> _Task data_:
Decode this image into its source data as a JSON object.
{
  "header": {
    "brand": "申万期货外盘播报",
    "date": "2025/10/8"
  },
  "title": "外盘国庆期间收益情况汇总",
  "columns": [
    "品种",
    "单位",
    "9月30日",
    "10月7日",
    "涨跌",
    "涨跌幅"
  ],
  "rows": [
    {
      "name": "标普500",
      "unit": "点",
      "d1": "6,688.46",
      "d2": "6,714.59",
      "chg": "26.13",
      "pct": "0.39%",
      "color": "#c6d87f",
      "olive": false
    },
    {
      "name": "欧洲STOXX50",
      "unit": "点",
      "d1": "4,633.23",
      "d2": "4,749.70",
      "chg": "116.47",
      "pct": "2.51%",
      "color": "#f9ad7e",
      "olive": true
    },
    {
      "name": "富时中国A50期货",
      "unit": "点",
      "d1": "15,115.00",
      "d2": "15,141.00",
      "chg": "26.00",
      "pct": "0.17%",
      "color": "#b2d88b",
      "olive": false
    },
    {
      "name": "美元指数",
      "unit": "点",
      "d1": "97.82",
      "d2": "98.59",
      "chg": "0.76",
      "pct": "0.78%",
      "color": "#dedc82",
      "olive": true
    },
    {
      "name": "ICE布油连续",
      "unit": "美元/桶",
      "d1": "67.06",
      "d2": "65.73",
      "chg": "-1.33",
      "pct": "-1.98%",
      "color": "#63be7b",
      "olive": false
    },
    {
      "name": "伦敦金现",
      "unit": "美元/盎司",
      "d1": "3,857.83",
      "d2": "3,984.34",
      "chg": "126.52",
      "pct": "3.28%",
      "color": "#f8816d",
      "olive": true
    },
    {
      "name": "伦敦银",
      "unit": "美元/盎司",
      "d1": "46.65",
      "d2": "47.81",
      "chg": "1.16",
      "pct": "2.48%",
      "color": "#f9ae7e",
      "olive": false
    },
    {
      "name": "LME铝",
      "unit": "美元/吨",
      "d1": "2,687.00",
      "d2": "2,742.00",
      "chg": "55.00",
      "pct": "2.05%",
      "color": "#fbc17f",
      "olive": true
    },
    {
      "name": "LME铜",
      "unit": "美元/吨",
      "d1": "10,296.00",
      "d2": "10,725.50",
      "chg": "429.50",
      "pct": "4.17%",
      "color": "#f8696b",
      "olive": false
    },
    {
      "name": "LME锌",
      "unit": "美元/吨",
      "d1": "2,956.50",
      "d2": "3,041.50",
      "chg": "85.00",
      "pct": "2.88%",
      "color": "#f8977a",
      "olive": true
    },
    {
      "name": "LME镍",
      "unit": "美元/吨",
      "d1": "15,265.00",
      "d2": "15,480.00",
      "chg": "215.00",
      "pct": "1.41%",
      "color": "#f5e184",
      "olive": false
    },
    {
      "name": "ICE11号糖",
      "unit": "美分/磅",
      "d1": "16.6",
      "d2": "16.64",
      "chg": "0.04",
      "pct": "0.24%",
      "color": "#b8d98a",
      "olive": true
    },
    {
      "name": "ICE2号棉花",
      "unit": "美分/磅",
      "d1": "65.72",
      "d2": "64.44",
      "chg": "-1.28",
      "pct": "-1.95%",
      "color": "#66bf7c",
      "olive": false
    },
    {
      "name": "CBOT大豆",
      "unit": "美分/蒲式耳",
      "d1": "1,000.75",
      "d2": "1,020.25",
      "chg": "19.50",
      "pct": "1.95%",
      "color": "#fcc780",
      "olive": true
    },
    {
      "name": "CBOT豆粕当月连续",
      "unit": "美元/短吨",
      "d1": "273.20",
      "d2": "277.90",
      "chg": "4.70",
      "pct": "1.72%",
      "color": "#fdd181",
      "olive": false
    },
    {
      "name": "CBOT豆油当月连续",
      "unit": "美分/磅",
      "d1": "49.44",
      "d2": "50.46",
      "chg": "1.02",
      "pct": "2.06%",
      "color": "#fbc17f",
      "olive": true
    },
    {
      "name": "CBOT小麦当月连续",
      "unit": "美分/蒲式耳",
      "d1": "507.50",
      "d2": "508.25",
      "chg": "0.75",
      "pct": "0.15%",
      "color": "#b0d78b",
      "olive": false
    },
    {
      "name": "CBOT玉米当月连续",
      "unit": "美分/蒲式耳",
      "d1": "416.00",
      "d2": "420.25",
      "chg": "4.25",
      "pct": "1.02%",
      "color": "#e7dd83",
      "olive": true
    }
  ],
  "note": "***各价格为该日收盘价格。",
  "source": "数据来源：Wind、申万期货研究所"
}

> _What you need to do_: Exactly as they are written, print the entries again.

> _Reply_:
Decode this image into its source data as a JSON object.
{
  "header": {
    "brand": "申万期货外盘播报",
    "date": "2025/10/8"
  },
  "title": "外盘国庆期间收益情况汇总",
  "columns": [
    "品种",
    "单位",
    "9月30日",
    "10月7日",
    "涨跌",
    "涨跌幅"
  ],
  "rows": [
    {
      "name": "标普500",
      "unit": "点",
      "d1": "6,688.46",
      "d2": "6,714.59",
      "chg": "26.13",
      "pct": "0.39%",
      "color": "#c6d87f",
      "olive": false
    },
    {
      "name": "欧洲STOXX50",
      "unit": "点",
      "d1": "4,633.23",
      "d2": "4,749.70",
      "chg": "116.47",
      "pct": "2.51%",
      "color": "#f9ad7e",
      "olive": true
    },
    {
      "name": "富时中国A50期货",
      "unit": "点",
      "d1": "15,115.00",
      "d2": "15,141.00",
      "chg": "26.00",
      "pct": "0.17%",
      "color": "#b2d88b",
      "olive": false
    },
    {
      "name": "美元指数",
      "unit": "点",
      "d1": "97.82",
      "d2": "98.59",
      "chg": "0.76",
      "pct": "0.78%",
      "color": "#dedc82",
      "olive": true
    },
    {
      "name": "ICE布油连续",
      "unit": "美元/桶",
      "d1": "67.06",
      "d2": "65.73",
      "chg": "-1.33",
      "pct": "-1.98%",
      "color": "#63be7b",
      "olive": false
    },
    {
      "name": "伦敦金现",
      "unit": "美元/盎司",
      "d1": "3,857.83",
      "d2": "3,984.34",
      "chg": "126.52",
      "pct": "3.28%",
      "color": "#f8816d",
      "olive": true
    },
    {
      "name": "伦敦银",
      "unit": "美元/盎司",
      "d1": "46.65",
      "d2": "47.81",
      "chg": "1.16",
      "pct": "2.48%",
      "color": "#f9ae7e",
      "olive": false
    },
    {
      "name": "LME铝",
      "unit": "美元/吨",
      "d1": "2,687.00",
      "d2": "2,742.00",
      "chg": "55.00",
      "pct": "2.05%",
      "color": "#fbc17f",
      "olive": true
    },
    {
      "name": "LME铜",
      "unit": "美元/吨",
      "d1": "10,296.00",
      "d2": "10,725.50",
      "chg": "429.50",
      "pct": "4.17%",
      "color": "#f8696b",
      "olive": false
    },
    {
      "name": "LME锌",
      "unit": "美元/吨",
      "d1": "2,956.50",
      "d2": "3,041.50",
      "chg": "85.00",
      "pct": "2.88%",
      "color": "#f8977a",
      "olive": true
    },
    {
      "name": "LME镍",
      "unit": "美元/吨",
      "d1": "15,265.00",
      "d2": "15,480.00",
      "chg": "215.00",
      "pct": "1.41%",
      "color": "#f5e184",
      "olive": false
    },
    {
      "name": "ICE11号糖",
      "unit": "美分/磅",
      "d1": "16.6",
      "d2": "16.64",
      "chg": "0.04",
      "pct": "0.24%",
      "color": "#b8d98a",
      "olive": true
    },
    {
      "name": "ICE2号棉花",
      "unit": "美分/磅",
      "d1": "65.72",
      "d2": "64.44",
      "chg": "-1.28",
      "pct": "-1.95%",
      "color": "#66bf7c",
      "olive": false
    },
    {
      "name": "CBOT大豆",
      "unit": "美分/蒲式耳",
      "d1": "1,000.75",
      "d2": "1,020.25",
      "chg": "19.50",
      "pct": "1.95%",
      "color": "#fcc780",
      "olive": true
    },
    {
      "name": "CBOT豆粕当月连续",
      "unit": "美元/短吨",
      "d1": "273.20",
      "d2": "277.90",
      "chg": "4.70",
      "pct": "1.72%",
      "color": "#fdd181",
      "olive": false
    },
    {
      "name": "CBOT豆油当月连续",
      "unit": "美分/磅",
      "d1": "49.44",
      "d2": "50.46",
      "chg": "1.02",
      "pct": "2.06%",
      "color": "#fbc17f",
      "olive": true
    },
    {
      "name": "CBOT小麦当月连续",
      "unit": "美分/蒲式耳",
      "d1": "507.50",
      "d2": "508.25",
      "chg": "0.75",
      "pct": "0.15%",
      "color": "#b0d78b",
      "olive": false
    },
    {
      "name": "CBOT玉米当月连续",
      "unit": "美分/蒲式耳",
      "d1": "416.00",
      "d2": "420.25",
      "chg": "4.25",
      "pct": "1.02%",
      "color": "#e7dd83",
      "olive": true
    }
  ],
  "note": "***各价格为该日收盘价格。",
  "source": "数据来源：Wind、申万期货研究所"
}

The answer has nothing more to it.